**YOUR OBJECTIVE**
Go through the data below. Pull out every line that has the word "BIDRAG".
• • •
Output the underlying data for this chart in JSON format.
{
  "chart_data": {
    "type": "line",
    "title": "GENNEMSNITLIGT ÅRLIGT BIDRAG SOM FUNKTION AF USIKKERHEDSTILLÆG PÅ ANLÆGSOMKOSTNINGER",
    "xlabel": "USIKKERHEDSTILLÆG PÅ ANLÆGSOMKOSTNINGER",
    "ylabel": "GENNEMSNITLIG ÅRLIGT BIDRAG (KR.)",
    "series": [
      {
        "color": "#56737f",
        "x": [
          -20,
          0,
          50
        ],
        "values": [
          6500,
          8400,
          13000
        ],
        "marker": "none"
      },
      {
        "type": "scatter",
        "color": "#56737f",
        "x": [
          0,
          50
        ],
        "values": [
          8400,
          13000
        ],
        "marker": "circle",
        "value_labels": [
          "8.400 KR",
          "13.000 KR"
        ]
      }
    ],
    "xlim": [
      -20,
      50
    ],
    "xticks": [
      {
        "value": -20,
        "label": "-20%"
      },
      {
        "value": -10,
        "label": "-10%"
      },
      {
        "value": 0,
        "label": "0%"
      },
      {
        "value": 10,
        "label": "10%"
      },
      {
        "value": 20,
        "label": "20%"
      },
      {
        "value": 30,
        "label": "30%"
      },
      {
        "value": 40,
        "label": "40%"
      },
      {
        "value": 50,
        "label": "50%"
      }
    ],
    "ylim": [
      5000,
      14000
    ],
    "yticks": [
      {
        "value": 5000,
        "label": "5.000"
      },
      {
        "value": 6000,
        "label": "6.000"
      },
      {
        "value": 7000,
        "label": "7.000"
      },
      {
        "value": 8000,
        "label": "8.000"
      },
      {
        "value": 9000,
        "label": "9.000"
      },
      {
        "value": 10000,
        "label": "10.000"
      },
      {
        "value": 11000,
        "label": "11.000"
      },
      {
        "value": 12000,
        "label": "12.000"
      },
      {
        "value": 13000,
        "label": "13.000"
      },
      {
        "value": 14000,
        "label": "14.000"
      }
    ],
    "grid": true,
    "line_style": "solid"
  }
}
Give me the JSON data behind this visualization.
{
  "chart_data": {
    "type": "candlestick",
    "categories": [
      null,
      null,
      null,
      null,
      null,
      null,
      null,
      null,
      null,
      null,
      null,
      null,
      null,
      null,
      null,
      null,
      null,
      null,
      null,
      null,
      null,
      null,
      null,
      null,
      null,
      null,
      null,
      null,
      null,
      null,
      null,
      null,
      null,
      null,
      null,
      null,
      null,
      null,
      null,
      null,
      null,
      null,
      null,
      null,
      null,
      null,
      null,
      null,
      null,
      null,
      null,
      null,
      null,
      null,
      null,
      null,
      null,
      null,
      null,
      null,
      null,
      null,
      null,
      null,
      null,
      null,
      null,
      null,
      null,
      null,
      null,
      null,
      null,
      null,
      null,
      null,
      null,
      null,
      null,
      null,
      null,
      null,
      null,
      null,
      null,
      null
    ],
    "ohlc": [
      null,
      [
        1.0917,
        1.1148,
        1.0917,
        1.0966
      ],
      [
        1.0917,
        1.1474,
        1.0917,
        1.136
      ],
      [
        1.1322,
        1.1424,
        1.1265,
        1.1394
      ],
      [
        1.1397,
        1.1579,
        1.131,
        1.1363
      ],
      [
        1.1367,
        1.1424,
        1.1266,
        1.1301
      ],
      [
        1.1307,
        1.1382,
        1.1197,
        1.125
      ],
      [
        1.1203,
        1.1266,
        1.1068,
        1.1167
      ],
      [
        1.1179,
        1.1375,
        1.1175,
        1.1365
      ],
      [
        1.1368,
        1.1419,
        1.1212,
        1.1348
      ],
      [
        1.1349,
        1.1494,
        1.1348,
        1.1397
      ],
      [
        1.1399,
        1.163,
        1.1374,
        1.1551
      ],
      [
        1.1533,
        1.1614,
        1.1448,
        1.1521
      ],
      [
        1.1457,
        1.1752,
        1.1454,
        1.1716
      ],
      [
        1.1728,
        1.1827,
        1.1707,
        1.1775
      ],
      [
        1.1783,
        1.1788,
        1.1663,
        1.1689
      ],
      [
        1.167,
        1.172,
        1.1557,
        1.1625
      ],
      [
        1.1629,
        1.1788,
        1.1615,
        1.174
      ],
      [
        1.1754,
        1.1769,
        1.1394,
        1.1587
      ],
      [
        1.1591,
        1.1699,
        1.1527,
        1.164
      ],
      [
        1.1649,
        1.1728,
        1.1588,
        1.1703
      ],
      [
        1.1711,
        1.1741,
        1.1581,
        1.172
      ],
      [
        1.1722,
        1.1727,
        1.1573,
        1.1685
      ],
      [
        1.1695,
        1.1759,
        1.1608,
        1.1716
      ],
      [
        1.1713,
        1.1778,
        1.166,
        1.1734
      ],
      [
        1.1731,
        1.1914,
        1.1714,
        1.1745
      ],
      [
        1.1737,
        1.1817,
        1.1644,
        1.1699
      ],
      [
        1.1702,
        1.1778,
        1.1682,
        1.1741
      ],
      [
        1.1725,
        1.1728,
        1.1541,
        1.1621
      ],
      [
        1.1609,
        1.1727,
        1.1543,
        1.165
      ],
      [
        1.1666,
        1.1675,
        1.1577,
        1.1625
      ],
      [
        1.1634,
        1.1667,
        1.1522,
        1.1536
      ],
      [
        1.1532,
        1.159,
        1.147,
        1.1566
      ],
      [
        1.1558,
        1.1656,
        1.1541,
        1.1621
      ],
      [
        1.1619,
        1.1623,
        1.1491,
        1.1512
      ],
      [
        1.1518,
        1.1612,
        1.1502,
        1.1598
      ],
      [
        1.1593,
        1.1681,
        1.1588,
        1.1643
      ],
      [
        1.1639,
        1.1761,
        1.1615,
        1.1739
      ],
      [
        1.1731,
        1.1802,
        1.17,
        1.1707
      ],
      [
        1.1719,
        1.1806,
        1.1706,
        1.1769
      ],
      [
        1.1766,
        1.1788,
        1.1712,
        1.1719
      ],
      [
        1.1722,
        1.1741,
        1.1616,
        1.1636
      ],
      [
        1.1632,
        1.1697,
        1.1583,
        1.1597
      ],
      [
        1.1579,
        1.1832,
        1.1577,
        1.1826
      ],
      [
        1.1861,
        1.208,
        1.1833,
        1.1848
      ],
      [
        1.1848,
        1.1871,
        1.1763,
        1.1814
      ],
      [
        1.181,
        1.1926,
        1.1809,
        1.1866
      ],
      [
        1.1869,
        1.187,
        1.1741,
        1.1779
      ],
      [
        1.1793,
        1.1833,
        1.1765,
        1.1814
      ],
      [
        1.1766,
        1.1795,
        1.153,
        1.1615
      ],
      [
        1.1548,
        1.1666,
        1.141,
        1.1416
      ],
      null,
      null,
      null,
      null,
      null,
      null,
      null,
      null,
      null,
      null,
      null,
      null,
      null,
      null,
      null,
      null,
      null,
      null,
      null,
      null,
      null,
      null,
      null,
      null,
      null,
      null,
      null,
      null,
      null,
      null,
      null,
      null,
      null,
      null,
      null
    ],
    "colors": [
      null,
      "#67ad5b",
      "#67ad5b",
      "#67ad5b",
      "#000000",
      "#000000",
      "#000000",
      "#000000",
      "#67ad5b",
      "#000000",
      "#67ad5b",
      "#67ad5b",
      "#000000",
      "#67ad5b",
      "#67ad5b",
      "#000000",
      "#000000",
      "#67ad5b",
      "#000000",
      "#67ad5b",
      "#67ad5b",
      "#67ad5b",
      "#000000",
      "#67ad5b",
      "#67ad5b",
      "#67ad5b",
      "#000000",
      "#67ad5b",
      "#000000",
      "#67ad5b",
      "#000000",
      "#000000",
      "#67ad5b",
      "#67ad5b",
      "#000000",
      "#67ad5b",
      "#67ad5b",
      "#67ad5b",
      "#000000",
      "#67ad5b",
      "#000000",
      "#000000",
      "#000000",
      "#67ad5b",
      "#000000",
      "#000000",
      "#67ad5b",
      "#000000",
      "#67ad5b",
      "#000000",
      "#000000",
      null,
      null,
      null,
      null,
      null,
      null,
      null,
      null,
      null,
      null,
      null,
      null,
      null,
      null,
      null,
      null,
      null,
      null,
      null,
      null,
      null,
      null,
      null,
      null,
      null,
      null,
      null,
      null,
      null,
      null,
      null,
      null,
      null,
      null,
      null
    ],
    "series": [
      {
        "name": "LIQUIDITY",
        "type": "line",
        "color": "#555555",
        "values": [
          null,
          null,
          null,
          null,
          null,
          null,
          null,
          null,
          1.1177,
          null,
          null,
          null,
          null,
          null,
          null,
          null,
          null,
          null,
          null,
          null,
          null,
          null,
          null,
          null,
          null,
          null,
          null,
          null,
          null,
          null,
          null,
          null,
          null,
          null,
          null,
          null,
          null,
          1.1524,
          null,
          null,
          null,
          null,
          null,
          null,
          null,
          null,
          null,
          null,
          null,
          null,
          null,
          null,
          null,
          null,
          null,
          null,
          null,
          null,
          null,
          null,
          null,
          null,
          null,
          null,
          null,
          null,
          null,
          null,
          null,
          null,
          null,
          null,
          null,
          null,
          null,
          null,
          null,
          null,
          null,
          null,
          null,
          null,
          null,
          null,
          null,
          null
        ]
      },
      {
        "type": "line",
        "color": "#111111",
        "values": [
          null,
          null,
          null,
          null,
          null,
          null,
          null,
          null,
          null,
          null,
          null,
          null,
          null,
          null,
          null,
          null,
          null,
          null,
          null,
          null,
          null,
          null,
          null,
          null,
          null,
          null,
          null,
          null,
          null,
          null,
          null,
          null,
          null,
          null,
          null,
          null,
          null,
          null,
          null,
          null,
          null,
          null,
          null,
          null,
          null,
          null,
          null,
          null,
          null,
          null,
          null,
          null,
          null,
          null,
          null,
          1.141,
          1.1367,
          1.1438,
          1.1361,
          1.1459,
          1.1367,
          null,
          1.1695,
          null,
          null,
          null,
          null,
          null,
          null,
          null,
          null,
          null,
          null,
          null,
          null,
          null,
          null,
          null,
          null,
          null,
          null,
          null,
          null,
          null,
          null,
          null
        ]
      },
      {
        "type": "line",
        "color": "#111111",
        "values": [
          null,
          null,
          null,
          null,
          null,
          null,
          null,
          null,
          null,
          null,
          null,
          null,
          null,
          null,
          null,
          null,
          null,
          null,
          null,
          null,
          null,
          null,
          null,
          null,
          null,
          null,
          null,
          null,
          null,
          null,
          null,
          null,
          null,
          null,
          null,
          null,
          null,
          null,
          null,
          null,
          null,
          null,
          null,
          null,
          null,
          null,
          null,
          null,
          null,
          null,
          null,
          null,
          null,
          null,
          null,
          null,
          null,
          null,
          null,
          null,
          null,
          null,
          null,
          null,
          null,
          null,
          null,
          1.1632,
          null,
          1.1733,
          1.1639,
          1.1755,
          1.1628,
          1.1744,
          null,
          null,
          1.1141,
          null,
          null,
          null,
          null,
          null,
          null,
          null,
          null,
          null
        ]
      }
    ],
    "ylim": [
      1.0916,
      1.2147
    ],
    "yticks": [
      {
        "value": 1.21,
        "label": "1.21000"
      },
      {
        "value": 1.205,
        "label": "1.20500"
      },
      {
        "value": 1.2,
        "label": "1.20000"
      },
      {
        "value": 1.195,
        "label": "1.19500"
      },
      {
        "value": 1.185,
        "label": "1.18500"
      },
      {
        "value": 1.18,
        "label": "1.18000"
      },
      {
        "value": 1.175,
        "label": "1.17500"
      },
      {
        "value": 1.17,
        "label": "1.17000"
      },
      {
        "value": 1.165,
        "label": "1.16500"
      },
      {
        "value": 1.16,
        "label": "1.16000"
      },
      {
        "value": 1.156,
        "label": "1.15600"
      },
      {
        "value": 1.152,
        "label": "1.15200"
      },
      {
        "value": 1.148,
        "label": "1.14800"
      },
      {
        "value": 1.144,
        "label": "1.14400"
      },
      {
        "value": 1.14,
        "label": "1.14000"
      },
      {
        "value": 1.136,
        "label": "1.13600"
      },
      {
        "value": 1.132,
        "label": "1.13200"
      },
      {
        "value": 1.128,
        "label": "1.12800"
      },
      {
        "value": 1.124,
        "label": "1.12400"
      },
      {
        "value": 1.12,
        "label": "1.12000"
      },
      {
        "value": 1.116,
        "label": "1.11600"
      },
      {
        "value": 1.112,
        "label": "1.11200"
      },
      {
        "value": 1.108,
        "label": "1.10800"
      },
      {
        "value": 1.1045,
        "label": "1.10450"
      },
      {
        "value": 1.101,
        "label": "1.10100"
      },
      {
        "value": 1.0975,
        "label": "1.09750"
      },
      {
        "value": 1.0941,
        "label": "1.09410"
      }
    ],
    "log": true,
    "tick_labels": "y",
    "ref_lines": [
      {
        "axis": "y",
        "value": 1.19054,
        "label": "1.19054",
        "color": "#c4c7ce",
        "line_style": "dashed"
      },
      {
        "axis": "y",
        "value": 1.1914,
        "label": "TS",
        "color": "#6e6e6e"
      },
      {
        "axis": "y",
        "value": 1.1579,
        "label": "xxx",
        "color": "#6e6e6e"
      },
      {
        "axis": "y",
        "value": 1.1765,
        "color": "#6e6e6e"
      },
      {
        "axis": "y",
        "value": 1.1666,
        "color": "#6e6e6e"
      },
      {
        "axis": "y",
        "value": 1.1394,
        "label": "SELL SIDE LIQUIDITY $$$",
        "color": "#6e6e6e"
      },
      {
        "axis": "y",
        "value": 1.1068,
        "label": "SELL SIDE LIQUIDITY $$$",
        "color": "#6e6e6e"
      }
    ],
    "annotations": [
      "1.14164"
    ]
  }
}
• • •
**EXERCISE RESPONSE**
    "title": "GENNEMSNITLIGT ÅRLIGT BIDRAG SOM FUNKTION AF USIKKERHEDSTILLÆG PÅ ANLÆGSOMKOSTNINGER",
    "ylabel": "GENNEMSNITLIG ÅRLIGT BIDRAG (KR.)",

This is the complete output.